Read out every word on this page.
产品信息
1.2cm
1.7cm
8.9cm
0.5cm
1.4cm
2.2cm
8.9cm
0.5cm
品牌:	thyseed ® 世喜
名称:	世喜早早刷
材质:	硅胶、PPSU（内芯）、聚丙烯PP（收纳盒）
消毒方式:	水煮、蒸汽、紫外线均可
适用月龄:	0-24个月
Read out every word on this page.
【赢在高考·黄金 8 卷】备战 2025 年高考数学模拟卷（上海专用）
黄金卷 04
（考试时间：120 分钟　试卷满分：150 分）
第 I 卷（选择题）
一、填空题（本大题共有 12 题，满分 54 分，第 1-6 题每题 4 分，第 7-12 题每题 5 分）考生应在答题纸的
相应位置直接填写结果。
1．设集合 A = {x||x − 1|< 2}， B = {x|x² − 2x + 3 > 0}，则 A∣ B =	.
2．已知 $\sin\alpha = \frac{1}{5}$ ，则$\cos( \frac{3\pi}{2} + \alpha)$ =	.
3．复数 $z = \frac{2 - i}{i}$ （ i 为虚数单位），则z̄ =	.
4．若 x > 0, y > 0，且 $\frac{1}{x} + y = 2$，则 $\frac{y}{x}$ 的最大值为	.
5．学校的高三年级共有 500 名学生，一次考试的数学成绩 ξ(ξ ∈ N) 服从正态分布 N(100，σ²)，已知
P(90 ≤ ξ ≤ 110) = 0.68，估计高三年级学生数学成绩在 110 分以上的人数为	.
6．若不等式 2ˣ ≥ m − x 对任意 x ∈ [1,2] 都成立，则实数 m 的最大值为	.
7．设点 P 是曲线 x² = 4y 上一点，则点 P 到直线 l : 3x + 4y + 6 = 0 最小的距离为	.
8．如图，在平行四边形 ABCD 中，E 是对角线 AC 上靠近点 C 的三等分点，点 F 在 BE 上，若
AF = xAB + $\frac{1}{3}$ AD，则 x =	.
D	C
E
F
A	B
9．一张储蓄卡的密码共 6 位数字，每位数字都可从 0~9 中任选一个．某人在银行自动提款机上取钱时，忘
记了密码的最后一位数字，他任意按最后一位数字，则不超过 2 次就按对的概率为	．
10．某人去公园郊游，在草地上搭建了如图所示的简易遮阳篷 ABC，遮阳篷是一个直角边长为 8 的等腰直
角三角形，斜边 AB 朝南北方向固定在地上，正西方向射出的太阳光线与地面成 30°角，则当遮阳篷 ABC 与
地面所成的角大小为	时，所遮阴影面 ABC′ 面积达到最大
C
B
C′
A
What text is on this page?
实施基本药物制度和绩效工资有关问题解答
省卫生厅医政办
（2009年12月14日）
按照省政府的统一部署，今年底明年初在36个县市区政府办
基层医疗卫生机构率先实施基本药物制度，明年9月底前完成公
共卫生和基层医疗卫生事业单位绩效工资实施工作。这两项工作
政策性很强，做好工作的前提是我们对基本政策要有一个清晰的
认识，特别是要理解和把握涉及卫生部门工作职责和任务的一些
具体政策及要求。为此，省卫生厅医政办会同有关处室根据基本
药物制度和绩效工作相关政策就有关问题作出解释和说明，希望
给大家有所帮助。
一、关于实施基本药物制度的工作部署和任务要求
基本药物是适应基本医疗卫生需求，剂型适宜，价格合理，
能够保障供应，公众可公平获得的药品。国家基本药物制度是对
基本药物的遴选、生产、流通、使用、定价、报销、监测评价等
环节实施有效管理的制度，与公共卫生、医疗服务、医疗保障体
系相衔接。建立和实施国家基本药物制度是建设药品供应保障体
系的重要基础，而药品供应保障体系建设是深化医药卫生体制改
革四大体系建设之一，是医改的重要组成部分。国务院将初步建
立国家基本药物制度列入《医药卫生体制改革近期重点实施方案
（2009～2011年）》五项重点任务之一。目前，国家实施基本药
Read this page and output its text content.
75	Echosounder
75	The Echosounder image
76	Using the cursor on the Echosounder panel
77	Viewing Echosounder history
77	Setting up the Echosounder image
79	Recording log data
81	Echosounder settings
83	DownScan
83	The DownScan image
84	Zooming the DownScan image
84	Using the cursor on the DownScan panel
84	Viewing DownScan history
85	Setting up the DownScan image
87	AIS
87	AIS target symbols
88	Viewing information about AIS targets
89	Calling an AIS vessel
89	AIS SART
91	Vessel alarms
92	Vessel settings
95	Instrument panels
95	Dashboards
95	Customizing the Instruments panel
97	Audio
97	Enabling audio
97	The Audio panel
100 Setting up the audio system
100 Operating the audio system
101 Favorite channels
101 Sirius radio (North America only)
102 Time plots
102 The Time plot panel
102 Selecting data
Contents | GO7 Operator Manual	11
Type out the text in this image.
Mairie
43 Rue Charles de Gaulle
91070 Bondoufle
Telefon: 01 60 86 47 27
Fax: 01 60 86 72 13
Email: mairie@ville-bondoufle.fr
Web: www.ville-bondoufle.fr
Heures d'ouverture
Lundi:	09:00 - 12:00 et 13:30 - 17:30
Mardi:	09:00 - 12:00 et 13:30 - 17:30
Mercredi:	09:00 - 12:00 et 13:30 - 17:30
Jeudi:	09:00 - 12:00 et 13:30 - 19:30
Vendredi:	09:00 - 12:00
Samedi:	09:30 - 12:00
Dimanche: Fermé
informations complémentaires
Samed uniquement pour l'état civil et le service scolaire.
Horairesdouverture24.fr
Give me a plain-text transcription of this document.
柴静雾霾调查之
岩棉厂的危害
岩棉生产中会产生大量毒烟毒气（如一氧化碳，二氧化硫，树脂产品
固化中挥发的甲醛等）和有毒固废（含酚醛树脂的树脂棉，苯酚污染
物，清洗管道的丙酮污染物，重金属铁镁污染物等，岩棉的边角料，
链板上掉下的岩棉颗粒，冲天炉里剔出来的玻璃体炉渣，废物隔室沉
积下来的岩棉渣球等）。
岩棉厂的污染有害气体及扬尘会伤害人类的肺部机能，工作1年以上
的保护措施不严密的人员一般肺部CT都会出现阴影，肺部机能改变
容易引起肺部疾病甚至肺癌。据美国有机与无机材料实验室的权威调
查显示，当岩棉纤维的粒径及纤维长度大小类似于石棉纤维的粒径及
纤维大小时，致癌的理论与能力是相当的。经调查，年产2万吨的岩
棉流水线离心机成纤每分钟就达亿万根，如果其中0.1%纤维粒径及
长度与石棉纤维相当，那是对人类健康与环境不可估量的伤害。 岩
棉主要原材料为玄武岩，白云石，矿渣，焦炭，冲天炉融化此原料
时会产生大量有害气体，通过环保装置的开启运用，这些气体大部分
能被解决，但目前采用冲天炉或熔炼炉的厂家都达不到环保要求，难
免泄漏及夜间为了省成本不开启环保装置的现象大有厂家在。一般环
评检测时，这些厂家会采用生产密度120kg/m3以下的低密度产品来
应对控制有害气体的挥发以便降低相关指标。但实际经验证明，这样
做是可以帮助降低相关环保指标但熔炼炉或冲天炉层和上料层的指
──────────────────────────────
- SHORT EXERCISE -
Reproduce all the data word for word.

- EXPECTED ANSWER -
Read out every word on this page.
产品信息
1.2cm
1.7cm
8.9cm
0.5cm
1.4cm
2.2cm
8.9cm
0.5cm
品牌:	thyseed ® 世喜
名称:	世喜早早刷
材质:	硅胶、PPSU（内芯）、聚丙烯PP（收纳盒）
消毒方式:	水煮、蒸汽、紫外线均可
适用月龄:	0-24个月
Read out every word on this page.
【赢在高考·黄金 8 卷】备战 2025 年高考数学模拟卷（上海专用）
黄金卷 04
（考试时间：120 分钟　试卷满分：150 分）
第 I 卷（选择题）
一、填空题（本大题共有 12 题，满分 54 分，第 1-6 题每题 4 分，第 7-12 题每题 5 分）考生应在答题纸的
相应位置直接填写结果。
1．设集合 A = {x||x − 1|< 2}， B = {x|x² − 2x + 3 > 0}，则 A∣ B =	.
2．已知 $\sin\alpha = \frac{1}{5}$ ，则$\cos( \frac{3\pi}{2} + \alpha)$ =	.
3．复数 $z = \frac{2 - i}{i}$ （ i 为虚数单位），则z̄ =	.
4．若 x > 0, y > 0，且 $\frac{1}{x} + y = 2$，则 $\frac{y}{x}$ 的最大值为	.
5．学校的高三年级共有 500 名学生，一次考试的数学成绩 ξ(ξ ∈ N) 服从正态分布 N(100，σ²)，已知
P(90 ≤ ξ ≤ 110) = 0.68，估计高三年级学生数学成绩在 110 分以上的人数为	.
6．若不等式 2ˣ ≥ m − x 对任意 x ∈ [1,2] 都成立，则实数 m 的最大值为	.
7．设点 P 是曲线 x² = 4y 上一点，则点 P 到直线 l : 3x + 4y + 6 = 0 最小的距离为	.
8．如图，在平行四边形 ABCD 中，E 是对角线 AC 上靠近点 C 的三等分点，点 F 在 BE 上，若
AF = xAB + $\frac{1}{3}$ AD，则 x =	.
D	C
E
F
A	B
9．一张储蓄卡的密码共 6 位数字，每位数字都可从 0~9 中任选一个．某人在银行自动提款机上取钱时，忘
记了密码的最后一位数字，他任意按最后一位数字，则不超过 2 次就按对的概率为	．
10．某人去公园郊游，在草地上搭建了如图所示的简易遮阳篷 ABC，遮阳篷是一个直角边长为 8 的等腰直
角三角形，斜边 AB 朝南北方向固定在地上，正西方向射出的太阳光线与地面成 30°角，则当遮阳篷 ABC 与
地面所成的角大小为	时，所遮阴影面 ABC′ 面积达到最大
C
B
C′
A
What text is on this page?
实施基本药物制度和绩效工资有关问题解答
省卫生厅医政办
（2009年12月14日）
按照省政府的统一部署，今年底明年初在36个县市区政府办
基层医疗卫生机构率先实施基本药物制度，明年9月底前完成公
共卫生和基层医疗卫生事业单位绩效工资实施工作。这两项工作
政策性很强，做好工作的前提是我们对基本政策要有一个清晰的
认识，特别是要理解和把握涉及卫生部门工作职责和任务的一些
具体政策及要求。为此，省卫生厅医政办会同有关处室根据基本
药物制度和绩效工作相关政策就有关问题作出解释和说明，希望
给大家有所帮助。
一、关于实施基本药物制度的工作部署和任务要求
基本药物是适应基本医疗卫生需求，剂型适宜，价格合理，
能够保障供应，公众可公平获得的药品。国家基本药物制度是对
基本药物的遴选、生产、流通、使用、定价、报销、监测评价等
环节实施有效管理的制度，与公共卫生、医疗服务、医疗保障体
系相衔接。建立和实施国家基本药物制度是建设药品供应保障体
系的重要基础，而药品供应保障体系建设是深化医药卫生体制改
革四大体系建设之一，是医改的重要组成部分。国务院将初步建
立国家基本药物制度列入《医药卫生体制改革近期重点实施方案
（2009～2011年）》五项重点任务之一。目前，国家实施基本药
Read this page and output its text content.
75	Echosounder
75	The Echosounder image
76	Using the cursor on the Echosounder panel
77	Viewing Echosounder history
77	Setting up the Echosounder image
79	Recording log data
81	Echosounder settings
83	DownScan
83	The DownScan image
84	Zooming the DownScan image
84	Using the cursor on the DownScan panel
84	Viewing DownScan history
85	Setting up the DownScan image
87	AIS
87	AIS target symbols
88	Viewing information about AIS targets
89	Calling an AIS vessel
89	AIS SART
91	Vessel alarms
92	Vessel settings
95	Instrument panels
95	Dashboards
95	Customizing the Instruments panel
97	Audio
97	Enabling audio
97	The Audio panel
100 Setting up the audio system
100 Operating the audio system
101 Favorite channels
101 Sirius radio (North America only)
102 Time plots
102 The Time plot panel
102 Selecting data
Contents | GO7 Operator Manual	11
Type out the text in this image.
Mairie
43 Rue Charles de Gaulle
91070 Bondoufle
Telefon: 01 60 86 47 27
Fax: 01 60 86 72 13
Email: mairie@ville-bondoufle.fr
Web: www.ville-bondoufle.fr
Heures d'ouverture
Lundi:	09:00 - 12:00 et 13:30 - 17:30
Mardi:	09:00 - 12:00 et 13:30 - 17:30
Mercredi:	09:00 - 12:00 et 13:30 - 17:30
Jeudi:	09:00 - 12:00 et 13:30 - 19:30
Vendredi:	09:00 - 12:00
Samedi:	09:30 - 12:00
Dimanche: Fermé
informations complémentaires
Samed uniquement pour l'état civil et le service scolaire.
Horairesdouverture24.fr
Give me a plain-text transcription of this document.
柴静雾霾调查之
岩棉厂的危害
岩棉生产中会产生大量毒烟毒气（如一氧化碳，二氧化硫，树脂产品
固化中挥发的甲醛等）和有毒固废（含酚醛树脂的树脂棉，苯酚污染
物，清洗管道的丙酮污染物，重金属铁镁污染物等，岩棉的边角料，
链板上掉下的岩棉颗粒，冲天炉里剔出来的玻璃体炉渣，废物隔室沉
积下来的岩棉渣球等）。
岩棉厂的污染有害气体及扬尘会伤害人类的肺部机能，工作1年以上
的保护措施不严密的人员一般肺部CT都会出现阴影，肺部机能改变
容易引起肺部疾病甚至肺癌。据美国有机与无机材料实验室的权威调
查显示，当岩棉纤维的粒径及纤维长度大小类似于石棉纤维的粒径及
纤维大小时，致癌的理论与能力是相当的。经调查，年产2万吨的岩
棉流水线离心机成纤每分钟就达亿万根，如果其中0.1%纤维粒径及
长度与石棉纤维相当，那是对人类健康与环境不可估量的伤害。 岩
棉主要原材料为玄武岩，白云石，矿渣，焦炭，冲天炉融化此原料
时会产生大量有害气体，通过环保装置的开启运用，这些气体大部分
能被解决，但目前采用冲天炉或熔炼炉的厂家都达不到环保要求，难
免泄漏及夜间为了省成本不开启环保装置的现象大有厂家在。一般环
评检测时，这些厂家会采用生产密度120kg/m3以下的低密度产品来
应对控制有害气体的挥发以便降低相关指标。但实际经验证明，这样
做是可以帮助降低相关环保指标但熔炼炉或冲天炉层和上料层的指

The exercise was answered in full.